=== Short problem ===
The listing below must be repeated word for word, with its images excluded.

=== The input ===
================
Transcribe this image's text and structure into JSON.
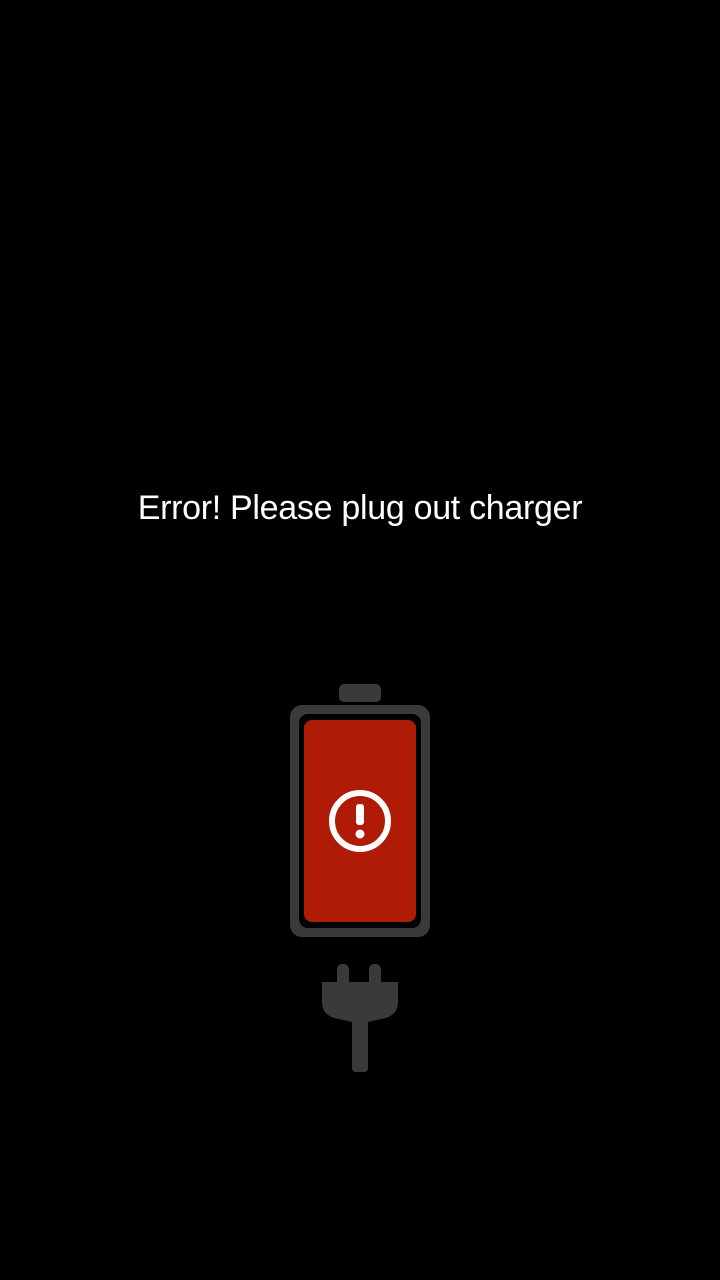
{
  "screen": {
    "message": "Error! Please plug out charger"
  },
  "icons": {
    "battery": "battery-error-icon",
    "alert": "exclamation-circle-icon",
    "plug": "charger-plug-icon"
  },
  "colors": {
    "background": "#000000",
    "text": "#ffffff",
    "battery_shell": "#3a3a3a",
    "battery_fill": "#b01b08",
    "alert_symbol": "#ffffff",
    "plug": "#3a3a3a"
  }
}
================
=== Full answer ===
Transcribe this image's text and structure into JSON.
{
  "screen": {
    "message": "Error! Please plug out charger"
  },
  "icons": {
    "battery": "battery-error-icon",
    "alert": "exclamation-circle-icon",
    "plug": "charger-plug-icon"
  },
  "colors": {
    "background": "#000000",
    "text": "#ffffff",
    "battery_shell": "#3a3a3a",
    "battery_fill": "#b01b08",
    "alert_symbol": "#ffffff",
    "plug": "#3a3a3a"
  }
}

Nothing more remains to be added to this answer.